Start SUPPLIED MATERIAL

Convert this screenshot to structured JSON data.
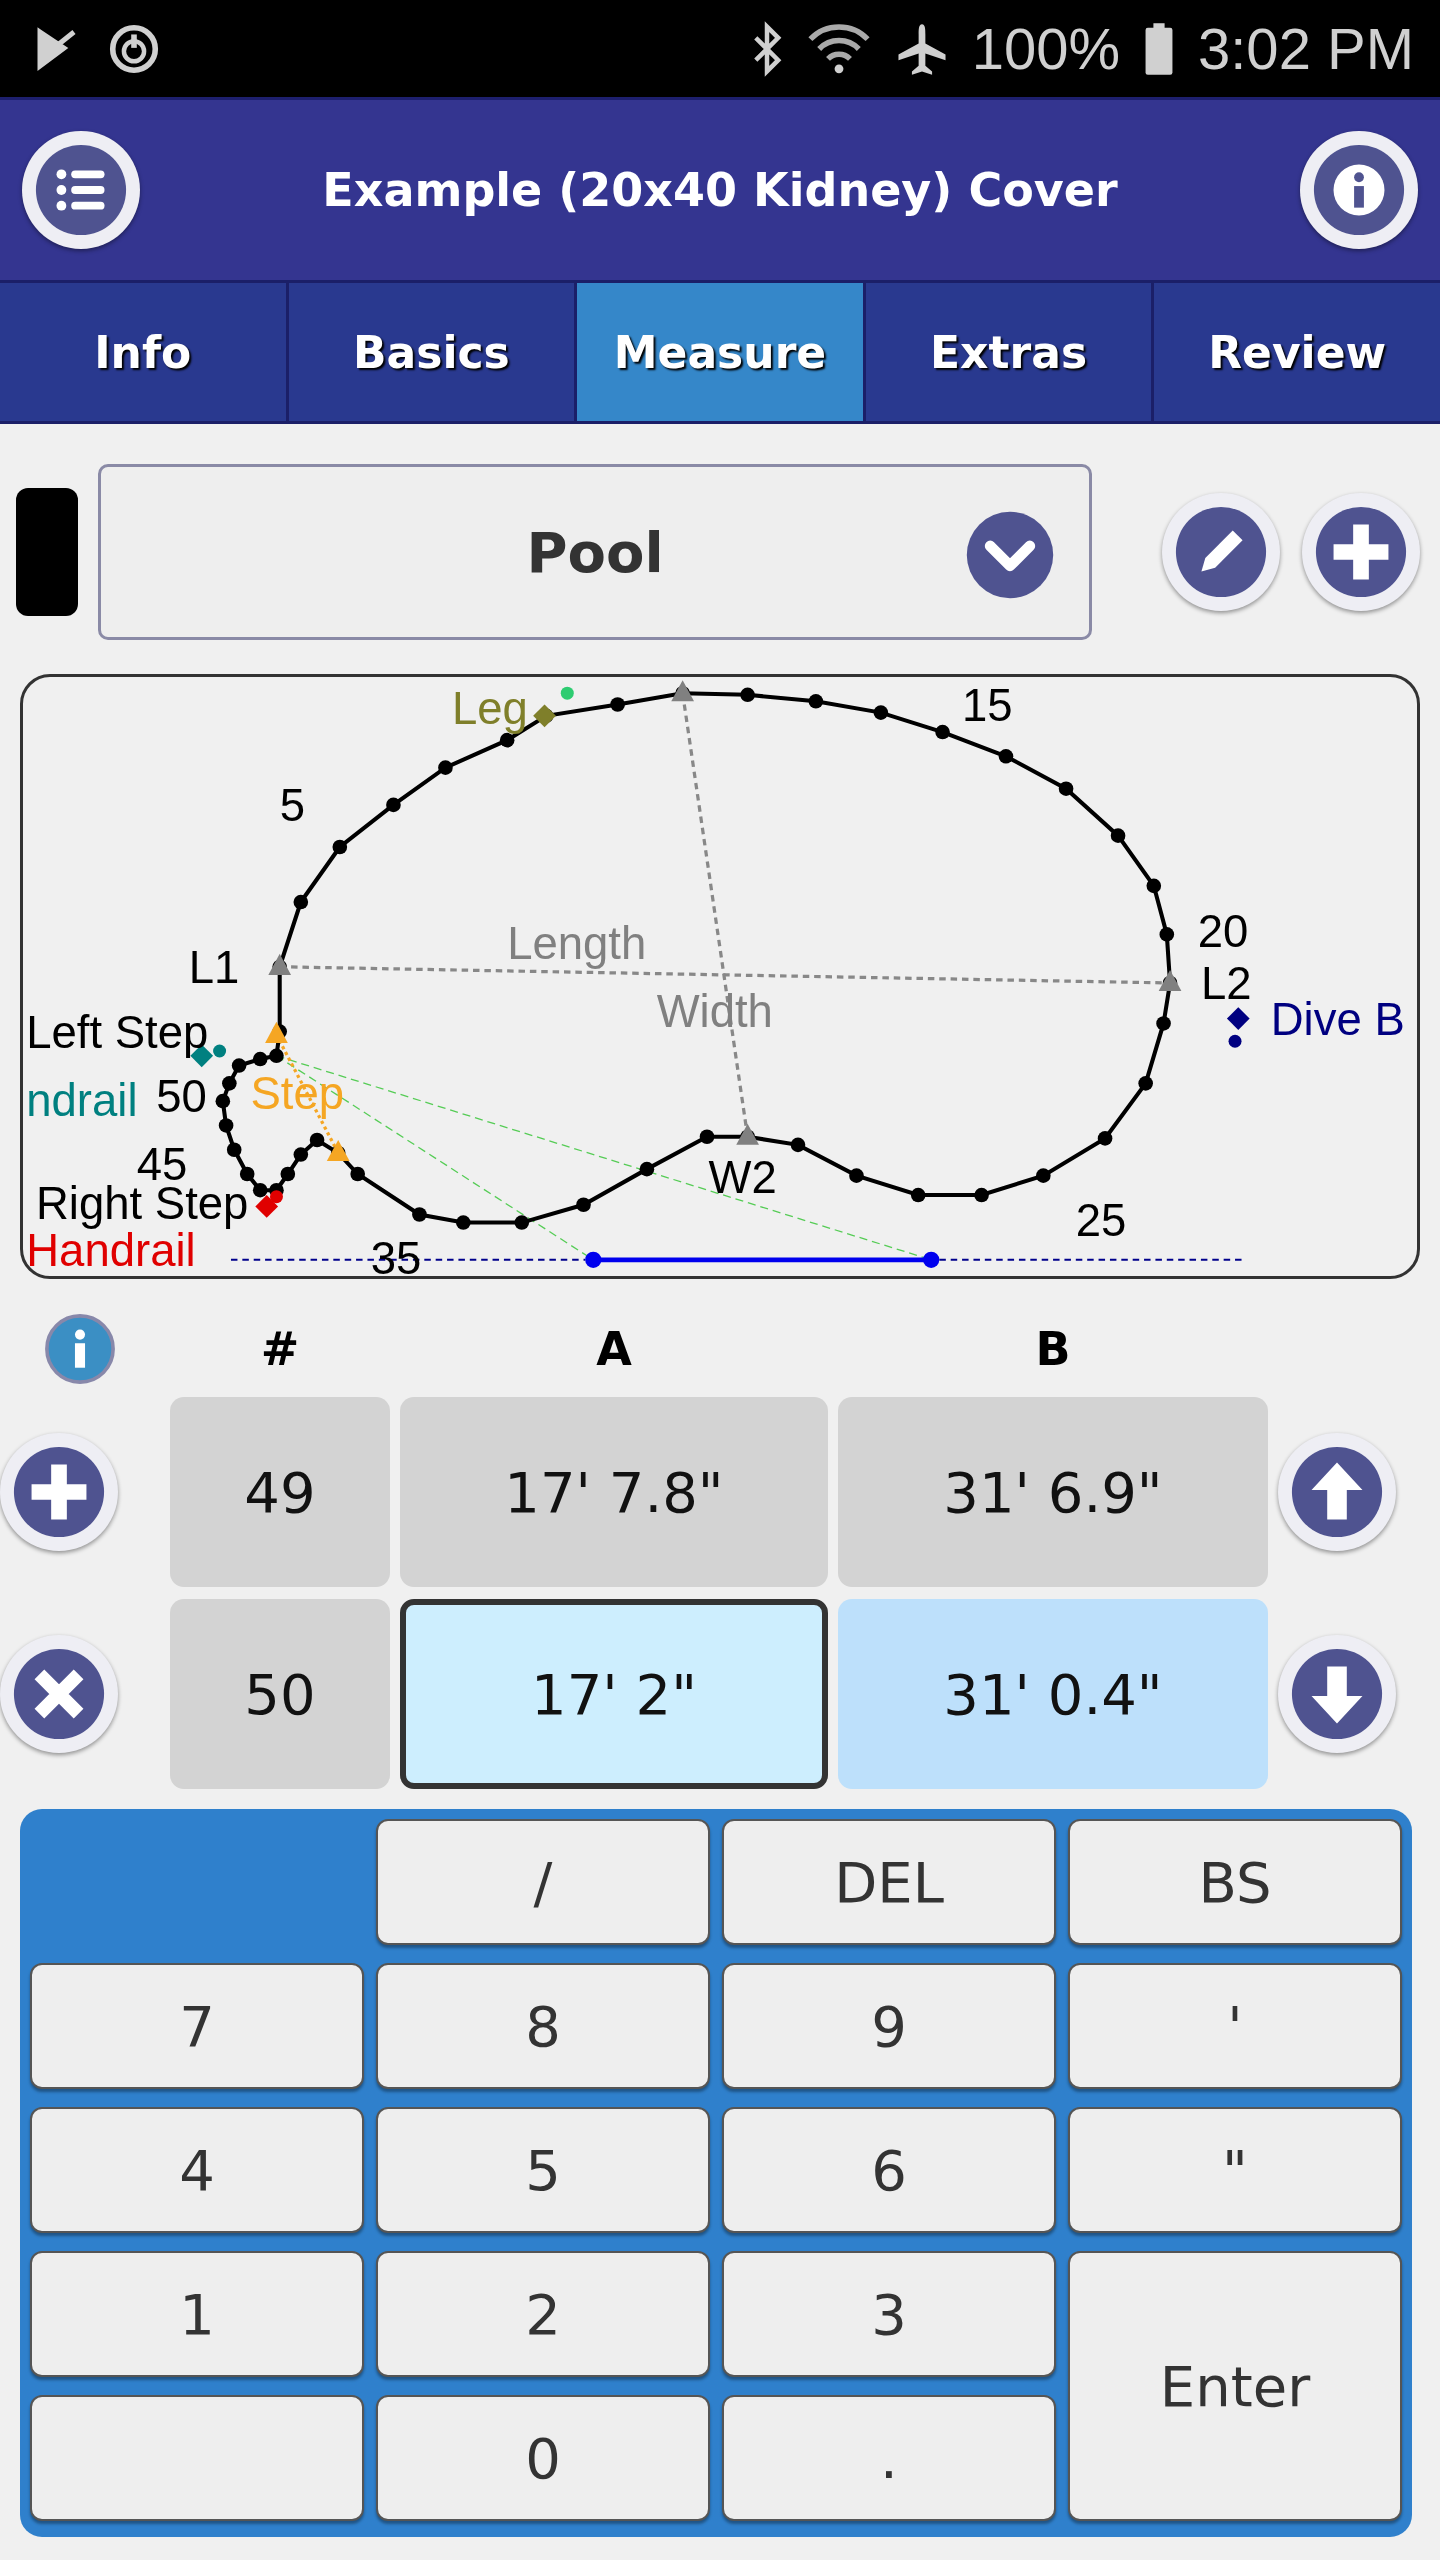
{
  "status_bar": {
    "battery_text": "100%",
    "time": "3:02 PM"
  },
  "header": {
    "title": "Example (20x40 Kidney) Cover"
  },
  "tabs": [
    {
      "label": "Info",
      "selected": false
    },
    {
      "label": "Basics",
      "selected": false
    },
    {
      "label": "Measure",
      "selected": true
    },
    {
      "label": "Extras",
      "selected": false
    },
    {
      "label": "Review",
      "selected": false
    }
  ],
  "selector": {
    "value": "Pool"
  },
  "diagram": {
    "labels": [
      {
        "text": "Leg",
        "color": "#7f7f2a"
      },
      {
        "text": "15",
        "color": "#000000"
      },
      {
        "text": "5",
        "color": "#000000"
      },
      {
        "text": "L1",
        "color": "#000000"
      },
      {
        "text": "Length",
        "color": "#808080"
      },
      {
        "text": "Width",
        "color": "#808080"
      },
      {
        "text": "20",
        "color": "#000000"
      },
      {
        "text": "L2",
        "color": "#000000"
      },
      {
        "text": "Left Step",
        "color": "#000000"
      },
      {
        "text": "Dive B",
        "color": "#000080"
      },
      {
        "text": "ndrail",
        "color": "#008080"
      },
      {
        "text": "50",
        "color": "#000000"
      },
      {
        "text": "Step",
        "color": "#f5a623"
      },
      {
        "text": "45",
        "color": "#000000"
      },
      {
        "text": "Right Step",
        "color": "#000000"
      },
      {
        "text": "Handrail",
        "color": "#e00000"
      },
      {
        "text": "35",
        "color": "#000000"
      },
      {
        "text": "W2",
        "color": "#000000"
      },
      {
        "text": "25",
        "color": "#000000"
      }
    ]
  },
  "table": {
    "columns": [
      "#",
      "A",
      "B"
    ],
    "rows": [
      {
        "cells": [
          {
            "text": "49",
            "selected": false,
            "focused": false
          },
          {
            "text": "17' 7.8\"",
            "selected": false,
            "focused": false
          },
          {
            "text": "31' 6.9\"",
            "selected": false,
            "focused": false
          }
        ]
      },
      {
        "cells": [
          {
            "text": "50",
            "selected": false,
            "focused": false
          },
          {
            "text": "17' 2\"",
            "selected": true,
            "focused": true
          },
          {
            "text": "31' 0.4\"",
            "selected": true,
            "focused": false
          }
        ]
      }
    ]
  },
  "keypad": {
    "keys": [
      {
        "kind": "gap"
      },
      {
        "kind": "key",
        "label": "/"
      },
      {
        "kind": "key",
        "label": "DEL"
      },
      {
        "kind": "key",
        "label": "BS"
      },
      {
        "kind": "key",
        "label": "7"
      },
      {
        "kind": "key",
        "label": "8"
      },
      {
        "kind": "key",
        "label": "9"
      },
      {
        "kind": "key",
        "label": "'"
      },
      {
        "kind": "key",
        "label": "4"
      },
      {
        "kind": "key",
        "label": "5"
      },
      {
        "kind": "key",
        "label": "6"
      },
      {
        "kind": "key",
        "label": "\""
      },
      {
        "kind": "key",
        "label": "1"
      },
      {
        "kind": "key",
        "label": "2"
      },
      {
        "kind": "key",
        "label": "3"
      },
      {
        "kind": "tall",
        "label": "Enter"
      },
      {
        "kind": "empty"
      },
      {
        "kind": "key",
        "label": "0"
      },
      {
        "kind": "key",
        "label": "."
      }
    ]
  }
}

End SUPPLIED MATERIAL

§ YOUR OBJECTIVE
Give every line of the material that includes the string "true".

§ FINISHED ANSWER
      "selected": true
            "selected": true,
            "focused": true
            "selected": true,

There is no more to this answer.